Write out each entry, exactly the way it appears.

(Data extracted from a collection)
__________________________________________________

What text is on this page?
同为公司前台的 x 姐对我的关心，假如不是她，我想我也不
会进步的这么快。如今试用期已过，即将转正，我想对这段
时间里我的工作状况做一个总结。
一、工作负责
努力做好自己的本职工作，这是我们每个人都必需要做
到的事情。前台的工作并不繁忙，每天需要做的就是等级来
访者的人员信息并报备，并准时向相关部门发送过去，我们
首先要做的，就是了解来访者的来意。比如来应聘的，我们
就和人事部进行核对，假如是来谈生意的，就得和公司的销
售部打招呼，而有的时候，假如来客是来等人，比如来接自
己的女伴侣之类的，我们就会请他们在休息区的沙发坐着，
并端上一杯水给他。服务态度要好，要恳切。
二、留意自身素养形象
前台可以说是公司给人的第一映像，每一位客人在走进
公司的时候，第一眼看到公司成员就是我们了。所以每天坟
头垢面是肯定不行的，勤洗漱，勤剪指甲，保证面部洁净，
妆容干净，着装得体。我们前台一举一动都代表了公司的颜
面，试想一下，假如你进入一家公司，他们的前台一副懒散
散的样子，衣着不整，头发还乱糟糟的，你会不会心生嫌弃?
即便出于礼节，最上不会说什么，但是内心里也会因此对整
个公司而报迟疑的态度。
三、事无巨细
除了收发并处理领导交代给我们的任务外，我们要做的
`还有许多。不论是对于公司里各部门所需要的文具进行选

__________________________________________________

Solution to this task:
What text is on this page?
同为公司前台的 x 姐对我的关心，假如不是她，我想我也不
会进步的这么快。如今试用期已过，即将转正，我想对这段
时间里我的工作状况做一个总结。
一、工作负责
努力做好自己的本职工作，这是我们每个人都必需要做
到的事情。前台的工作并不繁忙，每天需要做的就是等级来
访者的人员信息并报备，并准时向相关部门发送过去，我们
首先要做的，就是了解来访者的来意。比如来应聘的，我们
就和人事部进行核对，假如是来谈生意的，就得和公司的销
售部打招呼，而有的时候，假如来客是来等人，比如来接自
己的女伴侣之类的，我们就会请他们在休息区的沙发坐着，
并端上一杯水给他。服务态度要好，要恳切。
二、留意自身素养形象
前台可以说是公司给人的第一映像，每一位客人在走进
公司的时候，第一眼看到公司成员就是我们了。所以每天坟
头垢面是肯定不行的，勤洗漱，勤剪指甲，保证面部洁净，
妆容干净，着装得体。我们前台一举一动都代表了公司的颜
面，试想一下，假如你进入一家公司，他们的前台一副懒散
散的样子，衣着不整，头发还乱糟糟的，你会不会心生嫌弃?
即便出于礼节，最上不会说什么，但是内心里也会因此对整
个公司而报迟疑的态度。
三、事无巨细
除了收发并处理领导交代给我们的任务外，我们要做的
`还有许多。不论是对于公司里各部门所需要的文具进行选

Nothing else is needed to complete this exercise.